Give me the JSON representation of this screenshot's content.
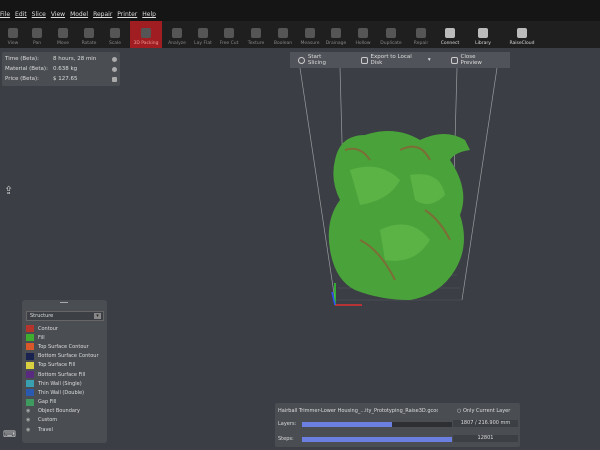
{
  "menu": [
    "File",
    "Edit",
    "Slice",
    "View",
    "Model",
    "Repair",
    "Printer",
    "Help"
  ],
  "toolbar": [
    {
      "label": "View"
    },
    {
      "label": "Pan"
    },
    {
      "label": "Move"
    },
    {
      "label": "Rotate"
    },
    {
      "label": "Scale"
    },
    {
      "label": "3D Packing",
      "active": true
    },
    {
      "label": "Analyze"
    },
    {
      "label": "Lay Flat"
    },
    {
      "label": "Free Cut"
    },
    {
      "label": "Texture"
    },
    {
      "label": "Boolean"
    },
    {
      "label": "Measure"
    },
    {
      "label": "Drainage"
    },
    {
      "label": "Hollow"
    },
    {
      "label": "Duplicate"
    },
    {
      "label": "Repair"
    },
    {
      "label": "Connect"
    },
    {
      "label": "Library"
    },
    {
      "label": "RaiseCloud"
    }
  ],
  "stats": {
    "time_label": "Time (Beta):",
    "time": "8 hours, 28 min",
    "material_label": "Material (Beta):",
    "material": "0.638 kg",
    "price_label": "Price (Beta):",
    "price": "$ 127.65"
  },
  "preview": {
    "start": "Start Slicing",
    "export": "Export to Local Disk",
    "close": "Close Preview"
  },
  "legend": {
    "mode": "Structure",
    "items": [
      {
        "label": "Contour",
        "color": "#b5342c"
      },
      {
        "label": "Fill",
        "color": "#3fae2e"
      },
      {
        "label": "Top Surface Contour",
        "color": "#d9582a"
      },
      {
        "label": "Bottom Surface Contour",
        "color": "#1a2350"
      },
      {
        "label": "Top Surface Fill",
        "color": "#d8d040"
      },
      {
        "label": "Bottom Surface Fill",
        "color": "#5a2a80"
      },
      {
        "label": "Thin Wall (Single)",
        "color": "#3aa0b0"
      },
      {
        "label": "Thin Wall (Double)",
        "color": "#2a5ab0"
      },
      {
        "label": "Gap Fill",
        "color": "#3f9a60"
      }
    ],
    "toggles": [
      "Object Boundary",
      "Custom",
      "Travel"
    ]
  },
  "bottom": {
    "file": "Hairball Trimmer-Lower Housing_...ity_Prototyping_Raise3D.gcode",
    "only_current": "Only Current Layer",
    "layers_label": "Layers:",
    "layers_value": "1807 / 216.900 mm",
    "layers_fraction": 0.6,
    "steps_label": "Steps:",
    "steps_value": "12801",
    "steps_fraction": 1.0
  }
}
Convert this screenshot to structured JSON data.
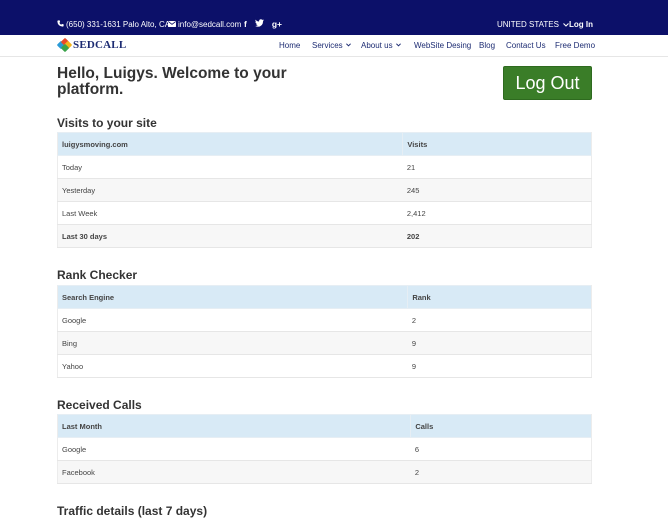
{
  "topbar": {
    "phone": "(650) 331-1631 Palo Alto, CA",
    "email": "info@sedcall.com",
    "social": {
      "facebook": "f",
      "twitter": "t",
      "googleplus": "g+"
    },
    "country": "UNITED STATES",
    "login": "Log In",
    "bg_color": "#0c1069"
  },
  "brand": {
    "name": "SEDCALL"
  },
  "nav": {
    "items": [
      {
        "label": "Home",
        "dropdown": false
      },
      {
        "label": "Services",
        "dropdown": true
      },
      {
        "label": "About us",
        "dropdown": true
      },
      {
        "label": "WebSite Desing",
        "dropdown": false
      },
      {
        "label": "Blog",
        "dropdown": false
      },
      {
        "label": "Contact Us",
        "dropdown": false
      },
      {
        "label": "Free Demo",
        "dropdown": false
      }
    ],
    "color": "#1c2b72"
  },
  "main": {
    "greeting": "Hello, Luigys. Welcome to your platform.",
    "logout_label": "Log Out",
    "logout_color": "#3a7d28"
  },
  "visits": {
    "title": "Visits to your site",
    "headers": [
      "luigysmoving.com",
      "Visits"
    ],
    "rows": [
      [
        "Today",
        "21"
      ],
      [
        "Yesterday",
        "245"
      ],
      [
        "Last Week",
        "2,412"
      ],
      [
        "Last 30 days",
        "202"
      ]
    ]
  },
  "rank": {
    "title": "Rank Checker",
    "headers": [
      "Search Engine",
      "Rank"
    ],
    "rows": [
      [
        "Google",
        "2"
      ],
      [
        "Bing",
        "9"
      ],
      [
        "Yahoo",
        "9"
      ]
    ]
  },
  "calls": {
    "title": "Received Calls",
    "headers": [
      "Last Month",
      "Calls"
    ],
    "rows": [
      [
        "Google",
        "6"
      ],
      [
        "Facebook",
        "2"
      ]
    ]
  },
  "traffic": {
    "title": "Traffic details (last 7 days)"
  },
  "table_header_color": "#d8eaf6"
}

• Task instructions:
Leaving the pictures aside, transcribe the entire listing exactly.

• Exercise answer:
Give me the JSON representation of this screenshot's content.
{
  "menu": [
    "File",
    "Edit",
    "Slice",
    "View",
    "Model",
    "Repair",
    "Printer",
    "Help"
  ],
  "toolbar": [
    {
      "label": "View"
    },
    {
      "label": "Pan"
    },
    {
      "label": "Move"
    },
    {
      "label": "Rotate"
    },
    {
      "label": "Scale"
    },
    {
      "label": "3D Packing",
      "active": true
    },
    {
      "label": "Analyze"
    },
    {
      "label": "Lay Flat"
    },
    {
      "label": "Free Cut"
    },
    {
      "label": "Texture"
    },
    {
      "label": "Boolean"
    },
    {
      "label": "Measure"
    },
    {
      "label": "Drainage"
    },
    {
      "label": "Hollow"
    },
    {
      "label": "Duplicate"
    },
    {
      "label": "Repair"
    },
    {
      "label": "Connect"
    },
    {
      "label": "Library"
    },
    {
      "label": "RaiseCloud"
    }
  ],
  "stats": {
    "time_label": "Time (Beta):",
    "time": "8 hours, 28 min",
    "material_label": "Material (Beta):",
    "material": "0.638 kg",
    "price_label": "Price (Beta):",
    "price": "$ 127.65"
  },
  "preview": {
    "start": "Start Slicing",
    "export": "Export to Local Disk",
    "close": "Close Preview"
  },
  "legend": {
    "mode": "Structure",
    "items": [
      {
        "label": "Contour",
        "color": "#b5342c"
      },
      {
        "label": "Fill",
        "color": "#3fae2e"
      },
      {
        "label": "Top Surface Contour",
        "color": "#d9582a"
      },
      {
        "label": "Bottom Surface Contour",
        "color": "#1a2350"
      },
      {
        "label": "Top Surface Fill",
        "color": "#d8d040"
      },
      {
        "label": "Bottom Surface Fill",
        "color": "#5a2a80"
      },
      {
        "label": "Thin Wall (Single)",
        "color": "#3aa0b0"
      },
      {
        "label": "Thin Wall (Double)",
        "color": "#2a5ab0"
      },
      {
        "label": "Gap Fill",
        "color": "#3f9a60"
      }
    ],
    "toggles": [
      "Object Boundary",
      "Custom",
      "Travel"
    ]
  },
  "bottom": {
    "file": "Hairball Trimmer-Lower Housing_...ity_Prototyping_Raise3D.gcode",
    "only_current": "Only Current Layer",
    "layers_label": "Layers:",
    "layers_value": "1807 / 216.900 mm",
    "layers_fraction": 0.6,
    "steps_label": "Steps:",
    "steps_value": "12801",
    "steps_fraction": 1.0
  }
}
Convert this screenshot to structured JSON data.
{
  "topbar": {
    "phone": "(650) 331-1631 Palo Alto, CA",
    "email": "info@sedcall.com",
    "social": {
      "facebook": "f",
      "twitter": "t",
      "googleplus": "g+"
    },
    "country": "UNITED STATES",
    "login": "Log In",
    "bg_color": "#0c1069"
  },
  "brand": {
    "name": "SEDCALL"
  },
  "nav": {
    "items": [
      {
        "label": "Home",
        "dropdown": false
      },
      {
        "label": "Services",
        "dropdown": true
      },
      {
        "label": "About us",
        "dropdown": true
      },
      {
        "label": "WebSite Desing",
        "dropdown": false
      },
      {
        "label": "Blog",
        "dropdown": false
      },
      {
        "label": "Contact Us",
        "dropdown": false
      },
      {
        "label": "Free Demo",
        "dropdown": false
      }
    ],
    "color": "#1c2b72"
  },
  "main": {
    "greeting": "Hello, Luigys. Welcome to your platform.",
    "logout_label": "Log Out",
    "logout_color": "#3a7d28"
  },
  "visits": {
    "title": "Visits to your site",
    "headers": [
      "luigysmoving.com",
      "Visits"
    ],
    "rows": [
      [
        "Today",
        "21"
      ],
      [
        "Yesterday",
        "245"
      ],
      [
        "Last Week",
        "2,412"
      ],
      [
        "Last 30 days",
        "202"
      ]
    ]
  },
  "rank": {
    "title": "Rank Checker",
    "headers": [
      "Search Engine",
      "Rank"
    ],
    "rows": [
      [
        "Google",
        "2"
      ],
      [
        "Bing",
        "9"
      ],
      [
        "Yahoo",
        "9"
      ]
    ]
  },
  "calls": {
    "title": "Received Calls",
    "headers": [
      "Last Month",
      "Calls"
    ],
    "rows": [
      [
        "Google",
        "6"
      ],
      [
        "Facebook",
        "2"
      ]
    ]
  },
  "traffic": {
    "title": "Traffic details (last 7 days)"
  },
  "table_header_color": "#d8eaf6"
}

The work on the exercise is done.